**Your instructions**
Duplicate the entries below line for line, without any change, and leave the pictures out of your answer.

----------

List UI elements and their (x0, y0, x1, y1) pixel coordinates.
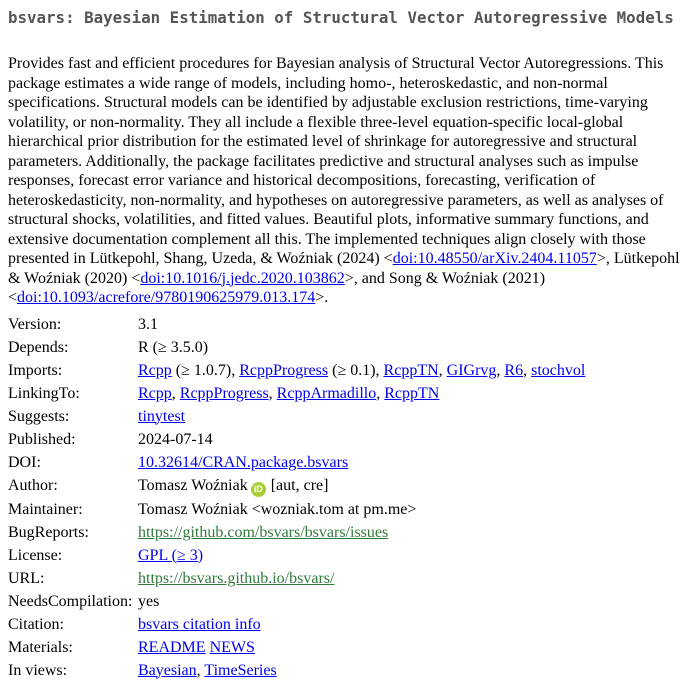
text-part: >. (315, 289, 329, 306)
row-value (138, 659, 585, 682)
link-package-url[interactable]: https://bsvars.github.io/bsvars/ (138, 569, 335, 587)
row-label: Version: (8, 315, 62, 333)
text-part: Provides fast and efficient procedures for Bayesian analysis of Structural Vector Autoregressions. This package estimates a wide range of models, including homo-, heteroskedastic, and non-normal specifications. Structural models can be identified by adjustable exclusion restrictions, time-varying volatility, or non-normality. They all include a flexible three-level equation-specific local-global hierarchical prior distribution for the estimated level of shrinkage for autoregressive and structural parameters. Additionally, the package facilitates predictive and structural analyses such as impulse responses, forecast error variance and historical decompositions, forecasting, verification of heteroskedasticity, non-normality, and hypotheses on autoregressive parameters, as well as analyses of structural shocks, volatilities, and fitted values. Beautiful plots, informative summary functions, and extensive documentation complement all this. The implemented techniques align closely with those presented in Lütkepohl, Shang, Uzeda, & Woźniak (2024) < (8, 55, 664, 267)
row-label: Materials: (8, 638, 73, 656)
row-label: Author: (8, 476, 58, 494)
cran-package-page (0, 8, 693, 682)
text-part: 2024-07-14 (138, 430, 213, 448)
doi-link-jedc[interactable]: doi:10.1016/j.jedc.2020.103862 (140, 269, 345, 287)
row-license (8, 544, 585, 567)
text-part: >, and Song & Woźniak (2021) < (8, 269, 546, 306)
text-part: [aut, cre] (270, 476, 329, 494)
row-value (138, 521, 585, 544)
text-part: , (268, 384, 277, 402)
row-inviews (8, 659, 585, 682)
row-value (138, 590, 585, 613)
text-part: (≥ 1.0.7), (171, 361, 240, 379)
link-bugreports[interactable]: https://github.com/bsvars/bsvars/issues (138, 523, 389, 541)
row-label: Imports: (8, 361, 63, 379)
row-value (138, 567, 585, 590)
doi-link-acrefore[interactable]: doi:10.1093/acrefore/9780190625979.013.174 (17, 289, 316, 306)
text-part: R (≥ 3.5.0) (138, 338, 209, 356)
row-depends (8, 336, 585, 359)
text-part: , (523, 361, 532, 379)
text-part: , (496, 361, 505, 379)
row-label: License: (8, 546, 63, 564)
package-description (8, 54, 685, 308)
text-part: (≥ 0.1), (328, 361, 384, 379)
row-value (138, 336, 585, 359)
package-details-table (8, 313, 585, 682)
link-r6[interactable]: R6 (504, 361, 524, 379)
row-materials (8, 636, 585, 659)
link-view-timeseries[interactable]: TimeSeries (204, 661, 277, 679)
link-stochvol[interactable]: stochvol (531, 361, 586, 379)
row-doi (8, 451, 585, 474)
doi-link-package[interactable]: 10.32614/CRAN.package.bsvars (138, 453, 349, 471)
row-value (138, 359, 585, 382)
row-label: NeedsCompilation: (8, 592, 133, 610)
row-value (138, 636, 585, 659)
row-value (138, 313, 585, 336)
row-citation (8, 613, 585, 636)
text-part: Tomasz Woźniak (138, 476, 248, 494)
row-value (138, 428, 585, 451)
row-label: BugReports: (8, 523, 89, 541)
orcid-icon[interactable]: iD (251, 482, 266, 497)
row-suggests (8, 405, 585, 428)
link-license-gpl[interactable]: GPL (≥ 3) (138, 546, 204, 564)
text-part: Tomasz Woźniak <wozniak.tom at pm.me> (138, 500, 417, 518)
link-rcpptn[interactable]: RcppTN (383, 361, 439, 379)
text-part: , (438, 361, 447, 379)
row-value (138, 544, 585, 567)
row-url (8, 567, 585, 590)
link-tinytest[interactable]: tinytest (138, 407, 186, 425)
row-author (8, 474, 585, 498)
link-view-bayesian[interactable]: Bayesian (138, 661, 197, 679)
row-label: Suggests: (8, 407, 70, 425)
text-part: , (171, 384, 180, 402)
row-value (138, 613, 585, 636)
link-gigrvg[interactable]: GIGrvg (446, 361, 497, 379)
row-value (138, 382, 585, 405)
link-citation-info[interactable]: bsvars citation info (138, 615, 261, 633)
row-version (8, 313, 585, 336)
text-part: >, Lütkepohl & Woźniak (2020) < (8, 250, 680, 287)
row-value (138, 451, 585, 474)
page-title: bsvars: Bayesian Estimation of Structural Vector Autoregressive Models (8, 8, 674, 27)
text-part: 3.1 (138, 315, 158, 333)
link-rcppprogress[interactable]: RcppProgress (179, 384, 269, 402)
row-imports (8, 359, 585, 382)
text-part: , (196, 661, 205, 679)
link-rcpptn[interactable]: RcppTN (384, 384, 440, 402)
row-label: Maintainer: (8, 500, 83, 518)
row-value (138, 474, 585, 498)
link-rcpparmadillo[interactable]: RcppArmadillo (276, 384, 377, 402)
text-part: , (376, 384, 385, 402)
text-part: yes (138, 592, 160, 610)
row-label: DOI: (8, 453, 41, 471)
row-label: URL: (8, 569, 45, 587)
row-value (138, 405, 585, 428)
link-news[interactable]: NEWS (209, 638, 255, 656)
row-value (138, 498, 585, 521)
row-label: Citation: (8, 615, 64, 633)
link-readme[interactable]: README (138, 638, 206, 656)
link-rcpp[interactable]: Rcpp (138, 384, 172, 402)
row-label: Published: (8, 430, 76, 448)
doi-link-arxiv[interactable]: doi:10.48550/arXiv.2404.11057 (392, 250, 597, 267)
row-published (8, 428, 585, 451)
link-rcpp[interactable]: Rcpp (138, 361, 172, 379)
row-maintainer (8, 498, 585, 521)
row-label: Depends: (8, 338, 69, 356)
row-label: In views: (8, 661, 68, 679)
row-bugreports (8, 521, 585, 544)
row-needscompilation (8, 590, 585, 613)
row-label: LinkingTo: (8, 384, 80, 402)
row-linkingto (8, 382, 585, 405)
link-rcppprogress[interactable]: RcppProgress (239, 361, 329, 379)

----------

**Finished exercise**
List UI elements and their (x0, y0, x1, y1) pixel coordinates.
text-part: >. (315, 289, 329, 306)
row-value (138, 659, 585, 682)
link-package-url[interactable]: https://bsvars.github.io/bsvars/ (138, 569, 335, 587)
row-label: Version: (8, 315, 62, 333)
text-part: Provides fast and efficient procedures for Bayesian analysis of Structural Vector Autoregressions. This package estimates a wide range of models, including homo-, heteroskedastic, and non-normal specifications. Structural models can be identified by adjustable exclusion restrictions, time-varying volatility, or non-normality. They all include a flexible three-level equation-specific local-global hierarchical prior distribution for the estimated level of shrinkage for autoregressive and structural parameters. Additionally, the package facilitates predictive and structural analyses such as impulse responses, forecast error variance and historical decompositions, forecasting, verification of heteroskedasticity, non-normality, and hypotheses on autoregressive parameters, as well as analyses of structural shocks, volatilities, and fitted values. Beautiful plots, informative summary functions, and extensive documentation complement all this. The implemented techniques align closely with those presented in Lütkepohl, Shang, Uzeda, & Woźniak (2024) < (8, 55, 664, 267)
row-label: Materials: (8, 638, 73, 656)
row-label: Author: (8, 476, 58, 494)
cran-package-page (0, 8, 693, 682)
text-part: 2024-07-14 (138, 430, 213, 448)
doi-link-jedc[interactable]: doi:10.1016/j.jedc.2020.103862 (140, 269, 345, 287)
row-license (8, 544, 585, 567)
text-part: >, and Song & Woźniak (2021) < (8, 269, 546, 306)
text-part: [aut, cre] (270, 476, 329, 494)
row-value (138, 521, 585, 544)
text-part: , (268, 384, 277, 402)
row-inviews (8, 659, 585, 682)
row-value (138, 590, 585, 613)
text-part: (≥ 1.0.7), (171, 361, 240, 379)
link-bugreports[interactable]: https://github.com/bsvars/bsvars/issues (138, 523, 389, 541)
row-label: Imports: (8, 361, 63, 379)
row-value (138, 567, 585, 590)
doi-link-acrefore[interactable]: doi:10.1093/acrefore/9780190625979.013.174 (17, 289, 316, 306)
text-part: R (≥ 3.5.0) (138, 338, 209, 356)
row-depends (8, 336, 585, 359)
text-part: , (523, 361, 532, 379)
text-part: , (496, 361, 505, 379)
row-label: License: (8, 546, 63, 564)
package-description (8, 54, 685, 308)
text-part: (≥ 0.1), (328, 361, 384, 379)
row-value (138, 336, 585, 359)
package-details-table (8, 313, 585, 682)
link-r6[interactable]: R6 (504, 361, 524, 379)
row-materials (8, 636, 585, 659)
link-view-timeseries[interactable]: TimeSeries (204, 661, 277, 679)
link-stochvol[interactable]: stochvol (531, 361, 586, 379)
row-doi (8, 451, 585, 474)
doi-link-package[interactable]: 10.32614/CRAN.package.bsvars (138, 453, 349, 471)
row-value (138, 359, 585, 382)
row-label: NeedsCompilation: (8, 592, 133, 610)
row-value (138, 636, 585, 659)
row-value (138, 313, 585, 336)
row-citation (8, 613, 585, 636)
text-part: Tomasz Woźniak (138, 476, 248, 494)
row-value (138, 428, 585, 451)
row-label: BugReports: (8, 523, 89, 541)
orcid-icon[interactable]: iD (251, 482, 266, 497)
row-suggests (8, 405, 585, 428)
link-license-gpl[interactable]: GPL (≥ 3) (138, 546, 204, 564)
text-part: Tomasz Woźniak <wozniak.tom at pm.me> (138, 500, 417, 518)
link-rcpptn[interactable]: RcppTN (383, 361, 439, 379)
text-part: , (438, 361, 447, 379)
row-value (138, 544, 585, 567)
row-url (8, 567, 585, 590)
link-tinytest[interactable]: tinytest (138, 407, 186, 425)
row-author (8, 474, 585, 498)
link-view-bayesian[interactable]: Bayesian (138, 661, 197, 679)
row-label: Suggests: (8, 407, 70, 425)
text-part: , (171, 384, 180, 402)
row-value (138, 613, 585, 636)
link-gigrvg[interactable]: GIGrvg (446, 361, 497, 379)
row-value (138, 382, 585, 405)
link-citation-info[interactable]: bsvars citation info (138, 615, 261, 633)
row-version (8, 313, 585, 336)
text-part: >, Lütkepohl & Woźniak (2020) < (8, 250, 680, 287)
row-value (138, 451, 585, 474)
page-title: bsvars: Bayesian Estimation of Structural Vector Autoregressive Models (8, 8, 674, 27)
text-part: 3.1 (138, 315, 158, 333)
link-rcppprogress[interactable]: RcppProgress (179, 384, 269, 402)
row-imports (8, 359, 585, 382)
text-part: , (196, 661, 205, 679)
link-rcpptn[interactable]: RcppTN (384, 384, 440, 402)
row-label: Maintainer: (8, 500, 83, 518)
row-value (138, 474, 585, 498)
link-rcpparmadillo[interactable]: RcppArmadillo (276, 384, 377, 402)
text-part: , (376, 384, 385, 402)
text-part: yes (138, 592, 160, 610)
row-label: DOI: (8, 453, 41, 471)
row-label: URL: (8, 569, 45, 587)
row-value (138, 405, 585, 428)
link-news[interactable]: NEWS (209, 638, 255, 656)
row-value (138, 498, 585, 521)
row-label: Citation: (8, 615, 64, 633)
link-readme[interactable]: README (138, 638, 206, 656)
link-rcpp[interactable]: Rcpp (138, 384, 172, 402)
row-label: Published: (8, 430, 76, 448)
doi-link-arxiv[interactable]: doi:10.48550/arXiv.2404.11057 (392, 250, 597, 267)
row-published (8, 428, 585, 451)
link-rcpp[interactable]: Rcpp (138, 361, 172, 379)
row-maintainer (8, 498, 585, 521)
row-label: Depends: (8, 338, 69, 356)
row-label: In views: (8, 661, 68, 679)
row-bugreports (8, 521, 585, 544)
row-needscompilation (8, 590, 585, 613)
row-label: LinkingTo: (8, 384, 80, 402)
row-linkingto (8, 382, 585, 405)
link-rcppprogress[interactable]: RcppProgress (239, 361, 329, 379)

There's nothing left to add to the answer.